| Exercise |
Read the records and write them out again exactly.

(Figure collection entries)
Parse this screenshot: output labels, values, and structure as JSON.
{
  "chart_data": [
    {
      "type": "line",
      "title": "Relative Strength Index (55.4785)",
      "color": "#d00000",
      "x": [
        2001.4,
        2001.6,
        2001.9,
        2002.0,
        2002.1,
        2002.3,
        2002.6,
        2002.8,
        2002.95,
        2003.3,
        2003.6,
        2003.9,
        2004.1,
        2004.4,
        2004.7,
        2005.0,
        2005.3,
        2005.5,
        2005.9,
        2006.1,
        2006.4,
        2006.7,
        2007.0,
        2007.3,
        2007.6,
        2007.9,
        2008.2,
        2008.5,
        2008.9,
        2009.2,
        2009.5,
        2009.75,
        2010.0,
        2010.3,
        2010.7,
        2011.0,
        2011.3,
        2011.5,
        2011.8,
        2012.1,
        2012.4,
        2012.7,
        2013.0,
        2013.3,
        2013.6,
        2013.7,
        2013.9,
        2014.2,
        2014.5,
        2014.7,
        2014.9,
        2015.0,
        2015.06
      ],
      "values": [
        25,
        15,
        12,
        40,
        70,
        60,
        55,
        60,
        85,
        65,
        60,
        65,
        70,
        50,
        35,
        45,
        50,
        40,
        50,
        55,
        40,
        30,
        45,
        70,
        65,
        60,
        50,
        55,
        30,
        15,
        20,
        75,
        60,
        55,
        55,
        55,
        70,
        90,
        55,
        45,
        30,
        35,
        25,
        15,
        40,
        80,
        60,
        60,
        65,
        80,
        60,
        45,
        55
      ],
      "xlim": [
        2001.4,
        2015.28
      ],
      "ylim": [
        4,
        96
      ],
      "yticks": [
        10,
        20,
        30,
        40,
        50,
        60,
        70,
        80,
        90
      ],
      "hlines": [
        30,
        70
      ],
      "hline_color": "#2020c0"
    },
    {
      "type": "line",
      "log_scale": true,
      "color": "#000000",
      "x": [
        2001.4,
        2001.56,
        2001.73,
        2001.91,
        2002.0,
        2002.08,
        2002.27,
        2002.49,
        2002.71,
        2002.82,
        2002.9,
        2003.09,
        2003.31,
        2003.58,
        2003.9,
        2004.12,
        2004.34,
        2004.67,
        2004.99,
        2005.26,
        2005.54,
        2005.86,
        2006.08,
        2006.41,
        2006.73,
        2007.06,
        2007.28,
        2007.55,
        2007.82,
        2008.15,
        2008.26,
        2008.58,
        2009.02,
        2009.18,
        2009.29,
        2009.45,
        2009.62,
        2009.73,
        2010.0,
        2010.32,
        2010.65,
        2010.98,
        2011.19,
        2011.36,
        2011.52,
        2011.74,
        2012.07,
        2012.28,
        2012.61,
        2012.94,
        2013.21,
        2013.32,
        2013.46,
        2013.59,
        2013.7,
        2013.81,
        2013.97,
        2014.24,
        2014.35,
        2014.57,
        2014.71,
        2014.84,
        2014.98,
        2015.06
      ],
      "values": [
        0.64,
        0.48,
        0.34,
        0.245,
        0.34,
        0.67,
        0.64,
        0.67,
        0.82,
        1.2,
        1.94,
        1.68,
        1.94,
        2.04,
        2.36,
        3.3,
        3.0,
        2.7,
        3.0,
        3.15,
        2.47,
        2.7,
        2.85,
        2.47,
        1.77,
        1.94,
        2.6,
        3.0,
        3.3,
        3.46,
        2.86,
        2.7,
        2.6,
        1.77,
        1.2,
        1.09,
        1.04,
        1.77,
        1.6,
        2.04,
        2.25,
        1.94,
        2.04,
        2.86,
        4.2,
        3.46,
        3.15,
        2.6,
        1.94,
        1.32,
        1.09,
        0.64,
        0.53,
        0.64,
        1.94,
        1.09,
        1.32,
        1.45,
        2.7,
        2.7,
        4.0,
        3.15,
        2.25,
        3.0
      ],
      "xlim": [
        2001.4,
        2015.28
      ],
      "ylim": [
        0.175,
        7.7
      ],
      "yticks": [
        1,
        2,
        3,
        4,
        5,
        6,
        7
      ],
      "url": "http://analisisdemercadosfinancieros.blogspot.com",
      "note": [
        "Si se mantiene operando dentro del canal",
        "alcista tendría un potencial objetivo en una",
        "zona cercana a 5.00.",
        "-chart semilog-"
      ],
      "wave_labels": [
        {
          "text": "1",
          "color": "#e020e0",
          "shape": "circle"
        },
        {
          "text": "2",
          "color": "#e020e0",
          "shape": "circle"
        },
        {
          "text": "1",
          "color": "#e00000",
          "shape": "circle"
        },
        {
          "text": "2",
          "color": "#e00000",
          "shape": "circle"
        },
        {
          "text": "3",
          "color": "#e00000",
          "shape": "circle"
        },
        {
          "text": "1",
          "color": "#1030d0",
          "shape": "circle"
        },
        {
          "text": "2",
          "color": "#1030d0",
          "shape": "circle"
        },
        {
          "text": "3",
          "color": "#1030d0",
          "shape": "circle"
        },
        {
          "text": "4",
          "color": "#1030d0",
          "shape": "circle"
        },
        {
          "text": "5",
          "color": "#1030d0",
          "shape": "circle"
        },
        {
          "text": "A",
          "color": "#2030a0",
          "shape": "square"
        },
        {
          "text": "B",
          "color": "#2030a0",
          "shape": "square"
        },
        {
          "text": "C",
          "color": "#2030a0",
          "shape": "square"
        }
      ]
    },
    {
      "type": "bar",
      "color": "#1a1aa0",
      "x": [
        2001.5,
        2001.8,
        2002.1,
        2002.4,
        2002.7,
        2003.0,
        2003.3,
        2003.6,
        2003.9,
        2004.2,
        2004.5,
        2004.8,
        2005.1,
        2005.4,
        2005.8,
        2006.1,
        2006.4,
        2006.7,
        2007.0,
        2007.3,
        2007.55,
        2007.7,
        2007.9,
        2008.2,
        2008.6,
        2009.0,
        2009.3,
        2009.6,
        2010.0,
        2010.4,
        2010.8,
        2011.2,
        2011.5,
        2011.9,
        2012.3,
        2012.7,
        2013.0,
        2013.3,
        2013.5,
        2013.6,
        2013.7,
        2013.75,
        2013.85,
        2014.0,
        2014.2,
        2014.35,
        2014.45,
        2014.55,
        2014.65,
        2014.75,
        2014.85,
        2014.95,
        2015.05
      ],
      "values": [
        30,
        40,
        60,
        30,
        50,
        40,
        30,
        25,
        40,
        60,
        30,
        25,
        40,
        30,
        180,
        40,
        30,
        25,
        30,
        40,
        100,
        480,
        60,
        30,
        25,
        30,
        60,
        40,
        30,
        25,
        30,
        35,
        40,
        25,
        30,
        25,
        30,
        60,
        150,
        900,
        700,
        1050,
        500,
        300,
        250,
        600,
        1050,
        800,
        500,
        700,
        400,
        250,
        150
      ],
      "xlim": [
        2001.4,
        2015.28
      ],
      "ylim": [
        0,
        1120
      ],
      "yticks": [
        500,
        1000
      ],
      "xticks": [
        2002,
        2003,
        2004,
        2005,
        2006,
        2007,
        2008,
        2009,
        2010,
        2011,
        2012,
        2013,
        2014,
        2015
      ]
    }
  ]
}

| Output below |
Parse this screenshot: output labels, values, and structure as JSON.
{
  "chart_data": [
    {
      "type": "line",
      "title": "Relative Strength Index (55.4785)",
      "color": "#d00000",
      "x": [
        2001.4,
        2001.6,
        2001.9,
        2002.0,
        2002.1,
        2002.3,
        2002.6,
        2002.8,
        2002.95,
        2003.3,
        2003.6,
        2003.9,
        2004.1,
        2004.4,
        2004.7,
        2005.0,
        2005.3,
        2005.5,
        2005.9,
        2006.1,
        2006.4,
        2006.7,
        2007.0,
        2007.3,
        2007.6,
        2007.9,
        2008.2,
        2008.5,
        2008.9,
        2009.2,
        2009.5,
        2009.75,
        2010.0,
        2010.3,
        2010.7,
        2011.0,
        2011.3,
        2011.5,
        2011.8,
        2012.1,
        2012.4,
        2012.7,
        2013.0,
        2013.3,
        2013.6,
        2013.7,
        2013.9,
        2014.2,
        2014.5,
        2014.7,
        2014.9,
        2015.0,
        2015.06
      ],
      "values": [
        25,
        15,
        12,
        40,
        70,
        60,
        55,
        60,
        85,
        65,
        60,
        65,
        70,
        50,
        35,
        45,
        50,
        40,
        50,
        55,
        40,
        30,
        45,
        70,
        65,
        60,
        50,
        55,
        30,
        15,
        20,
        75,
        60,
        55,
        55,
        55,
        70,
        90,
        55,
        45,
        30,
        35,
        25,
        15,
        40,
        80,
        60,
        60,
        65,
        80,
        60,
        45,
        55
      ],
      "xlim": [
        2001.4,
        2015.28
      ],
      "ylim": [
        4,
        96
      ],
      "yticks": [
        10,
        20,
        30,
        40,
        50,
        60,
        70,
        80,
        90
      ],
      "hlines": [
        30,
        70
      ],
      "hline_color": "#2020c0"
    },
    {
      "type": "line",
      "log_scale": true,
      "color": "#000000",
      "x": [
        2001.4,
        2001.56,
        2001.73,
        2001.91,
        2002.0,
        2002.08,
        2002.27,
        2002.49,
        2002.71,
        2002.82,
        2002.9,
        2003.09,
        2003.31,
        2003.58,
        2003.9,
        2004.12,
        2004.34,
        2004.67,
        2004.99,
        2005.26,
        2005.54,
        2005.86,
        2006.08,
        2006.41,
        2006.73,
        2007.06,
        2007.28,
        2007.55,
        2007.82,
        2008.15,
        2008.26,
        2008.58,
        2009.02,
        2009.18,
        2009.29,
        2009.45,
        2009.62,
        2009.73,
        2010.0,
        2010.32,
        2010.65,
        2010.98,
        2011.19,
        2011.36,
        2011.52,
        2011.74,
        2012.07,
        2012.28,
        2012.61,
        2012.94,
        2013.21,
        2013.32,
        2013.46,
        2013.59,
        2013.7,
        2013.81,
        2013.97,
        2014.24,
        2014.35,
        2014.57,
        2014.71,
        2014.84,
        2014.98,
        2015.06
      ],
      "values": [
        0.64,
        0.48,
        0.34,
        0.245,
        0.34,
        0.67,
        0.64,
        0.67,
        0.82,
        1.2,
        1.94,
        1.68,
        1.94,
        2.04,
        2.36,
        3.3,
        3.0,
        2.7,
        3.0,
        3.15,
        2.47,
        2.7,
        2.85,
        2.47,
        1.77,
        1.94,
        2.6,
        3.0,
        3.3,
        3.46,
        2.86,
        2.7,
        2.6,
        1.77,
        1.2,
        1.09,
        1.04,
        1.77,
        1.6,
        2.04,
        2.25,
        1.94,
        2.04,
        2.86,
        4.2,
        3.46,
        3.15,
        2.6,
        1.94,
        1.32,
        1.09,
        0.64,
        0.53,
        0.64,
        1.94,
        1.09,
        1.32,
        1.45,
        2.7,
        2.7,
        4.0,
        3.15,
        2.25,
        3.0
      ],
      "xlim": [
        2001.4,
        2015.28
      ],
      "ylim": [
        0.175,
        7.7
      ],
      "yticks": [
        1,
        2,
        3,
        4,
        5,
        6,
        7
      ],
      "url": "http://analisisdemercadosfinancieros.blogspot.com",
      "note": [
        "Si se mantiene operando dentro del canal",
        "alcista tendría un potencial objetivo en una",
        "zona cercana a 5.00.",
        "-chart semilog-"
      ],
      "wave_labels": [
        {
          "text": "1",
          "color": "#e020e0",
          "shape": "circle"
        },
        {
          "text": "2",
          "color": "#e020e0",
          "shape": "circle"
        },
        {
          "text": "1",
          "color": "#e00000",
          "shape": "circle"
        },
        {
          "text": "2",
          "color": "#e00000",
          "shape": "circle"
        },
        {
          "text": "3",
          "color": "#e00000",
          "shape": "circle"
        },
        {
          "text": "1",
          "color": "#1030d0",
          "shape": "circle"
        },
        {
          "text": "2",
          "color": "#1030d0",
          "shape": "circle"
        },
        {
          "text": "3",
          "color": "#1030d0",
          "shape": "circle"
        },
        {
          "text": "4",
          "color": "#1030d0",
          "shape": "circle"
        },
        {
          "text": "5",
          "color": "#1030d0",
          "shape": "circle"
        },
        {
          "text": "A",
          "color": "#2030a0",
          "shape": "square"
        },
        {
          "text": "B",
          "color": "#2030a0",
          "shape": "square"
        },
        {
          "text": "C",
          "color": "#2030a0",
          "shape": "square"
        }
      ]
    },
    {
      "type": "bar",
      "color": "#1a1aa0",
      "x": [
        2001.5,
        2001.8,
        2002.1,
        2002.4,
        2002.7,
        2003.0,
        2003.3,
        2003.6,
        2003.9,
        2004.2,
        2004.5,
        2004.8,
        2005.1,
        2005.4,
        2005.8,
        2006.1,
        2006.4,
        2006.7,
        2007.0,
        2007.3,
        2007.55,
        2007.7,
        2007.9,
        2008.2,
        2008.6,
        2009.0,
        2009.3,
        2009.6,
        2010.0,
        2010.4,
        2010.8,
        2011.2,
        2011.5,
        2011.9,
        2012.3,
        2012.7,
        2013.0,
        2013.3,
        2013.5,
        2013.6,
        2013.7,
        2013.75,
        2013.85,
        2014.0,
        2014.2,
        2014.35,
        2014.45,
        2014.55,
        2014.65,
        2014.75,
        2014.85,
        2014.95,
        2015.05
      ],
      "values": [
        30,
        40,
        60,
        30,
        50,
        40,
        30,
        25,
        40,
        60,
        30,
        25,
        40,
        30,
        180,
        40,
        30,
        25,
        30,
        40,
        100,
        480,
        60,
        30,
        25,
        30,
        60,
        40,
        30,
        25,
        30,
        35,
        40,
        25,
        30,
        25,
        30,
        60,
        150,
        900,
        700,
        1050,
        500,
        300,
        250,
        600,
        1050,
        800,
        500,
        700,
        400,
        250,
        150
      ],
      "xlim": [
        2001.4,
        2015.28
      ],
      "ylim": [
        0,
        1120
      ],
      "yticks": [
        500,
        1000
      ],
      "xticks": [
        2002,
        2003,
        2004,
        2005,
        2006,
        2007,
        2008,
        2009,
        2010,
        2011,
        2012,
        2013,
        2014,
        2015
      ]
    }
  ]
}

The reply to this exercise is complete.